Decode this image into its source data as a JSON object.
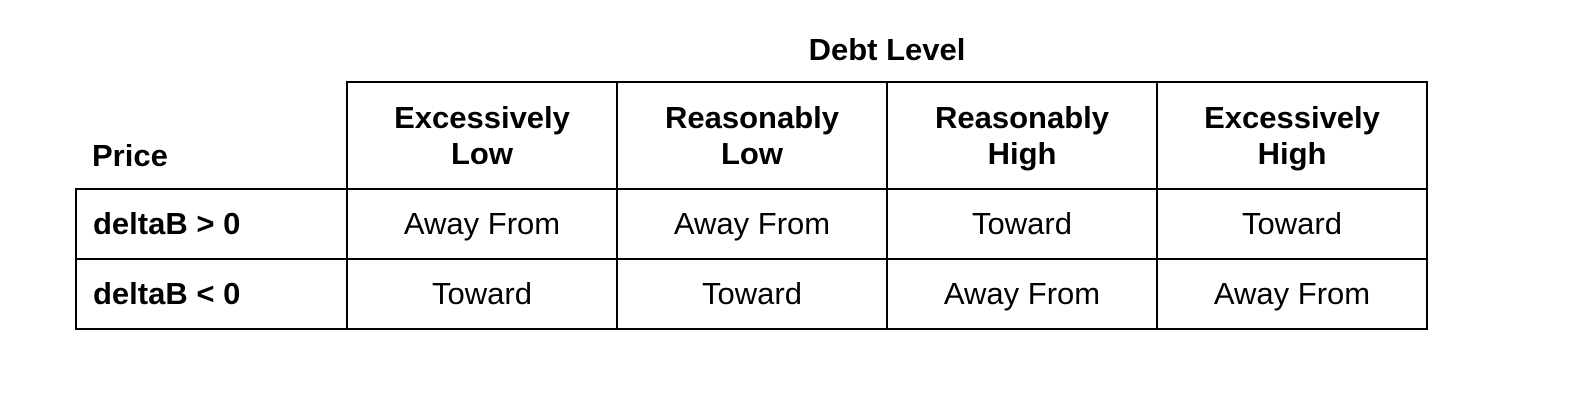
{
  "table": {
    "super_header": "Debt Level",
    "corner_label": "Price",
    "columns": [
      "Excessively\nLow",
      "Reasonably\nLow",
      "Reasonably\nHigh",
      "Excessively\nHigh"
    ],
    "rows": [
      {
        "label": "deltaB > 0",
        "cells": [
          "Away From",
          "Away From",
          "Toward",
          "Toward"
        ]
      },
      {
        "label": "deltaB < 0",
        "cells": [
          "Toward",
          "Toward",
          "Away From",
          "Away From"
        ]
      }
    ]
  }
}
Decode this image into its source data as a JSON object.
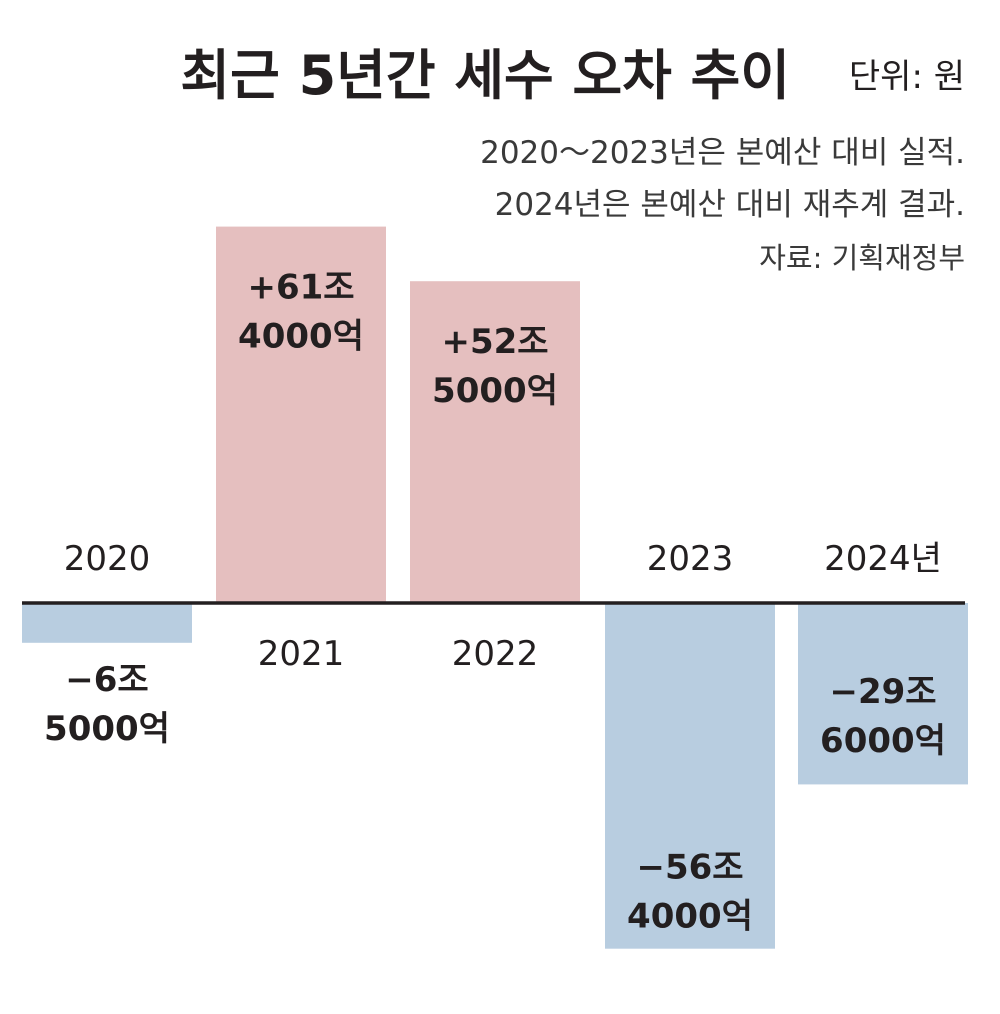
{
  "chart_data": {
    "type": "bar",
    "title": "최근 5년간 세수 오차 추이",
    "unit": "단위: 원",
    "notes": [
      "2020～2023년은 본예산 대비 실적.",
      "2024년은 본예산 대비 재추계 결과."
    ],
    "source": "자료: 기획재정부",
    "categories": [
      "2020",
      "2021",
      "2022",
      "2023",
      "2024년"
    ],
    "values": [
      -6.5,
      61.4,
      52.5,
      -56.4,
      -29.6
    ],
    "value_label_lines": [
      [
        "−6조",
        "5000억"
      ],
      [
        "+61조",
        "4000억"
      ],
      [
        "+52조",
        "5000억"
      ],
      [
        "−56조",
        "4000억"
      ],
      [
        "−29조",
        "6000억"
      ]
    ],
    "value_unit": "조원",
    "ylim": [
      -60,
      65
    ],
    "grid": false,
    "legend": "none",
    "colors": {
      "positive": "#e5bfbf",
      "negative": "#b8cde0",
      "axis": "#231f20",
      "text": "#231f20",
      "note_text": "#3a3a3a"
    }
  }
}
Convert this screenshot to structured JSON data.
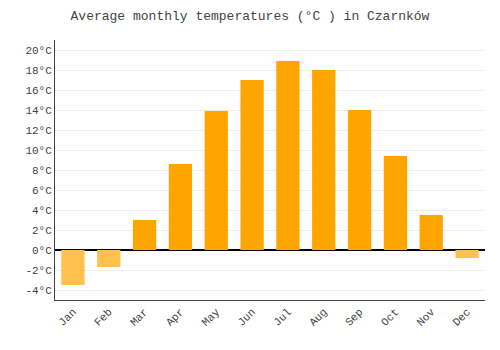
{
  "chart_data": {
    "type": "bar",
    "title": "Average monthly temperatures (°C ) in Czarnków",
    "categories": [
      "Jan",
      "Feb",
      "Mar",
      "Apr",
      "May",
      "Jun",
      "Jul",
      "Aug",
      "Sep",
      "Oct",
      "Nov",
      "Dec"
    ],
    "values": [
      -3.5,
      -1.7,
      3.0,
      8.6,
      13.9,
      17.0,
      18.9,
      18.0,
      14.0,
      9.4,
      3.5,
      -0.8
    ],
    "colors": [
      "#FFC04D",
      "#FFC04D",
      "#FFA500",
      "#FFA500",
      "#FFA500",
      "#FFA500",
      "#FFA500",
      "#FFA500",
      "#FFA500",
      "#FFA500",
      "#FFA500",
      "#FFC04D"
    ],
    "ylim": [
      -5,
      21
    ],
    "yticks": [
      {
        "value": -4,
        "label": "-4°C"
      },
      {
        "value": -2,
        "label": "-2°C"
      },
      {
        "value": 0,
        "label": "0°C"
      },
      {
        "value": 2,
        "label": "2°C"
      },
      {
        "value": 4,
        "label": "4°C"
      },
      {
        "value": 6,
        "label": "6°C"
      },
      {
        "value": 8,
        "label": "8°C"
      },
      {
        "value": 10,
        "label": "10°C"
      },
      {
        "value": 12,
        "label": "12°C"
      },
      {
        "value": 14,
        "label": "14°C"
      },
      {
        "value": 16,
        "label": "16°C"
      },
      {
        "value": 18,
        "label": "18°C"
      },
      {
        "value": 20,
        "label": "20°C"
      }
    ],
    "grid": true
  }
}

-*-*-

**Request**
Print every record above exactly as written, leaving out the pictures.

**Expected answer**
Decode this image into its source data as a JSON object.
{
  "table": {
    "super_header": "Debt Level",
    "corner_label": "Price",
    "columns": [
      "Excessively\nLow",
      "Reasonably\nLow",
      "Reasonably\nHigh",
      "Excessively\nHigh"
    ],
    "rows": [
      {
        "label": "deltaB > 0",
        "cells": [
          "Away From",
          "Away From",
          "Toward",
          "Toward"
        ]
      },
      {
        "label": "deltaB < 0",
        "cells": [
          "Toward",
          "Toward",
          "Away From",
          "Away From"
        ]
      }
    ]
  }
}
Decode this image into its source data as a JSON object.
{
  "chart_data": {
    "type": "bar",
    "title": "최근 5년간 세수 오차 추이",
    "unit": "단위: 원",
    "notes": [
      "2020～2023년은 본예산 대비 실적.",
      "2024년은 본예산 대비 재추계 결과."
    ],
    "source": "자료: 기획재정부",
    "categories": [
      "2020",
      "2021",
      "2022",
      "2023",
      "2024년"
    ],
    "values": [
      -6.5,
      61.4,
      52.5,
      -56.4,
      -29.6
    ],
    "value_label_lines": [
      [
        "−6조",
        "5000억"
      ],
      [
        "+61조",
        "4000억"
      ],
      [
        "+52조",
        "5000억"
      ],
      [
        "−56조",
        "4000억"
      ],
      [
        "−29조",
        "6000억"
      ]
    ],
    "value_unit": "조원",
    "ylim": [
      -60,
      65
    ],
    "grid": false,
    "legend": "none",
    "colors": {
      "positive": "#e5bfbf",
      "negative": "#b8cde0",
      "axis": "#231f20",
      "text": "#231f20",
      "note_text": "#3a3a3a"
    }
  }
}
Convert this screenshot to structured JSON data.
{
  "chart_data": {
    "type": "bar",
    "title": "Average monthly temperatures (°C ) in Czarnków",
    "categories": [
      "Jan",
      "Feb",
      "Mar",
      "Apr",
      "May",
      "Jun",
      "Jul",
      "Aug",
      "Sep",
      "Oct",
      "Nov",
      "Dec"
    ],
    "values": [
      -3.5,
      -1.7,
      3.0,
      8.6,
      13.9,
      17.0,
      18.9,
      18.0,
      14.0,
      9.4,
      3.5,
      -0.8
    ],
    "colors": [
      "#FFC04D",
      "#FFC04D",
      "#FFA500",
      "#FFA500",
      "#FFA500",
      "#FFA500",
      "#FFA500",
      "#FFA500",
      "#FFA500",
      "#FFA500",
      "#FFA500",
      "#FFC04D"
    ],
    "ylim": [
      -5,
      21
    ],
    "yticks": [
      {
        "value": -4,
        "label": "-4°C"
      },
      {
        "value": -2,
        "label": "-2°C"
      },
      {
        "value": 0,
        "label": "0°C"
      },
      {
        "value": 2,
        "label": "2°C"
      },
      {
        "value": 4,
        "label": "4°C"
      },
      {
        "value": 6,
        "label": "6°C"
      },
      {
        "value": 8,
        "label": "8°C"
      },
      {
        "value": 10,
        "label": "10°C"
      },
      {
        "value": 12,
        "label": "12°C"
      },
      {
        "value": 14,
        "label": "14°C"
      },
      {
        "value": 16,
        "label": "16°C"
      },
      {
        "value": 18,
        "label": "18°C"
      },
      {
        "value": 20,
        "label": "20°C"
      }
    ],
    "grid": true
  }
}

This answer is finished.